## PROBLEM DETAILS
Make a tally of the lines in the records that include the string "mejor", and give only that number.

## INFORMATION SUPPLIED
# # # #

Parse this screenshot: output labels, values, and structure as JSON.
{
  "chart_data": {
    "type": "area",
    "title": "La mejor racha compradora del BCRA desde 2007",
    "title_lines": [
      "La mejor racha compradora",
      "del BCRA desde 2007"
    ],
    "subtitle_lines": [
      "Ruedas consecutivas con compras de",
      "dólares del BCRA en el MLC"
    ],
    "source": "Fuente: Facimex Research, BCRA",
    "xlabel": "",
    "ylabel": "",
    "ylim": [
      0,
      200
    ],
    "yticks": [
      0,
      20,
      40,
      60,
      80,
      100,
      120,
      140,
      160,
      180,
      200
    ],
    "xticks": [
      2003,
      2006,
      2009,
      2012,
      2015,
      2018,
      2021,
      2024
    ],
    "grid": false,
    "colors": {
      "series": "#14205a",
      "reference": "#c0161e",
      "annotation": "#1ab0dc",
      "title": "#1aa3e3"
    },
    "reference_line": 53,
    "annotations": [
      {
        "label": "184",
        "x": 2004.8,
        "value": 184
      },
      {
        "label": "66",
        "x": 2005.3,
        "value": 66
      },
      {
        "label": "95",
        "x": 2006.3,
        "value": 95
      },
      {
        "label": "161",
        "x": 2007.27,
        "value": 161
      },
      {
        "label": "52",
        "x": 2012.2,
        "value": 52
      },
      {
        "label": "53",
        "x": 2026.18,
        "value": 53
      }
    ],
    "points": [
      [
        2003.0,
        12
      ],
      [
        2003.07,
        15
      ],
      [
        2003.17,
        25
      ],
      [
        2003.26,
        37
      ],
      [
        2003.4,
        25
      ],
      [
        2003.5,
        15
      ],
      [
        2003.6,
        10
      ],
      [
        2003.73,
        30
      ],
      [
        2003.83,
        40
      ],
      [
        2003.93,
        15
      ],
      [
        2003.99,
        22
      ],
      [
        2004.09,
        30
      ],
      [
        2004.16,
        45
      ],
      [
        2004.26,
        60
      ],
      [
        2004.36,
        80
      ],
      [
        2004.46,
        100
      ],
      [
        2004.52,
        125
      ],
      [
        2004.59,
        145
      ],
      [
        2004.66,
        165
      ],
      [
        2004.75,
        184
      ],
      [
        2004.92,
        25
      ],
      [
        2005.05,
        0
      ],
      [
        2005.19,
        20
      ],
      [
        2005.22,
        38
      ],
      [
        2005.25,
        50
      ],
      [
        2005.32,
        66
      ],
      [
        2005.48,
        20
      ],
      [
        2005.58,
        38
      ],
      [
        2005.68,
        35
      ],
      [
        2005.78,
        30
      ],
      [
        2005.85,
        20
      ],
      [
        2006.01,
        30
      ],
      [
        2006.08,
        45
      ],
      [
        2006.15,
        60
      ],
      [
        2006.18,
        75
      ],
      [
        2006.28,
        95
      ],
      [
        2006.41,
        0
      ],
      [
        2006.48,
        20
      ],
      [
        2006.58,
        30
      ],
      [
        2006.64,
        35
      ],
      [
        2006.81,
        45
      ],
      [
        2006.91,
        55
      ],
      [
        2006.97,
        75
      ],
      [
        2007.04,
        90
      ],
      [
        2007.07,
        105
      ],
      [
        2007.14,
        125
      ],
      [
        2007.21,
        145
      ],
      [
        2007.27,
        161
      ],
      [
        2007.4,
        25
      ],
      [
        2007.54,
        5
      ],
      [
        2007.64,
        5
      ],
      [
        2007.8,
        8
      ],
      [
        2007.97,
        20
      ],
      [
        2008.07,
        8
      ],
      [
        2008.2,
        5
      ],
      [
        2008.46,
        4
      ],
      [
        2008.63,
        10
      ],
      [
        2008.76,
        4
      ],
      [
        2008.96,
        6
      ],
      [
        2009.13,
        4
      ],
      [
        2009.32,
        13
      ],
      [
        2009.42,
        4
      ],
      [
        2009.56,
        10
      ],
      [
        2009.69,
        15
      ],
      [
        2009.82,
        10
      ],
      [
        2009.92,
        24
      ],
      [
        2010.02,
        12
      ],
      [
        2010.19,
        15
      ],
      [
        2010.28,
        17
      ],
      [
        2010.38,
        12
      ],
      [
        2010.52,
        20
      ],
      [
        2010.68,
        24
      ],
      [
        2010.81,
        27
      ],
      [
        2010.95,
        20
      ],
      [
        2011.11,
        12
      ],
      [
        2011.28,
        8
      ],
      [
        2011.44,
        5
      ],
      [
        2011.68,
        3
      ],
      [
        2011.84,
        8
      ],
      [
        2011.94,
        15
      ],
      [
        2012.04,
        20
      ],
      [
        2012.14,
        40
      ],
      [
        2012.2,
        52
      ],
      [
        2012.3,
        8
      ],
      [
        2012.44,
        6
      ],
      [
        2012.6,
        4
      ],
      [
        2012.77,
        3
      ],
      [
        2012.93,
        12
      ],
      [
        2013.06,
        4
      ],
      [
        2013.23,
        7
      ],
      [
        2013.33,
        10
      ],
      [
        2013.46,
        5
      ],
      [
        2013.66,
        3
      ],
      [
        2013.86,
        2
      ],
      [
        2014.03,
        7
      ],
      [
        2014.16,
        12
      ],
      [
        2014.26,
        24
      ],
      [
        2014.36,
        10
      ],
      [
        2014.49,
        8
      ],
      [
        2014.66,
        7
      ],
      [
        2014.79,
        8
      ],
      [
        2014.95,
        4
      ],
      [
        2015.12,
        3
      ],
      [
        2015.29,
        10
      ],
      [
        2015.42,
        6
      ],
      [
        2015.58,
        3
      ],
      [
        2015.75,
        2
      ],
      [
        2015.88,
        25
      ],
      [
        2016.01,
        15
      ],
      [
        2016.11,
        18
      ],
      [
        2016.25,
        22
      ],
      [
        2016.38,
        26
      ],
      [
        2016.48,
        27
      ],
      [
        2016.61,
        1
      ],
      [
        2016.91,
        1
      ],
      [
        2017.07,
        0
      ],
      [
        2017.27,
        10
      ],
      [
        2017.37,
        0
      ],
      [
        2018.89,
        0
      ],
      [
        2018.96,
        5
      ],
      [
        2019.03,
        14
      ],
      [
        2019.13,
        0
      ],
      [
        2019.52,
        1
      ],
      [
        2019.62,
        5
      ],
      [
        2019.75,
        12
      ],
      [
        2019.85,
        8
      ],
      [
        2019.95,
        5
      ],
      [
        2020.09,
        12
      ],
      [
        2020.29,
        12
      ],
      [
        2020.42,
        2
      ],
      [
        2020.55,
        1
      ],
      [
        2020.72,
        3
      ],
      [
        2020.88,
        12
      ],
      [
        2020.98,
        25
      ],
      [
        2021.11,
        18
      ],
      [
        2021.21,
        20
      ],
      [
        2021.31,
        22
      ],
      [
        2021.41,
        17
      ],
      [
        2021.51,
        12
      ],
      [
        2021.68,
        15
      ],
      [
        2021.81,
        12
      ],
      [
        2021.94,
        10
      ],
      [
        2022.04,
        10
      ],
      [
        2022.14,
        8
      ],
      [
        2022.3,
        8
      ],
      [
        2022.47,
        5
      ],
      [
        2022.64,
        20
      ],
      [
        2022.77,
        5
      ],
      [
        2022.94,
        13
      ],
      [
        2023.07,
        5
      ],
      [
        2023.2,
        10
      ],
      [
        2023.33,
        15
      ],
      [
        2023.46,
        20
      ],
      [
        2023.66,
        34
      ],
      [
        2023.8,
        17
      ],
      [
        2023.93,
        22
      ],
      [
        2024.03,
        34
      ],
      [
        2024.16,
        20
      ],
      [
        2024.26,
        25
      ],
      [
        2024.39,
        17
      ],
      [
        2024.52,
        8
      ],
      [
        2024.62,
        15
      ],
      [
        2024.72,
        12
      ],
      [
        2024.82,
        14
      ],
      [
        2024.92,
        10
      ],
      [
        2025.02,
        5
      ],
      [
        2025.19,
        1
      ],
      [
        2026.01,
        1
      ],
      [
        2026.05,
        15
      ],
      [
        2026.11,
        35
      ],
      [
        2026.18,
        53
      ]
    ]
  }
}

# # # #

## ANSWER IN FULL
2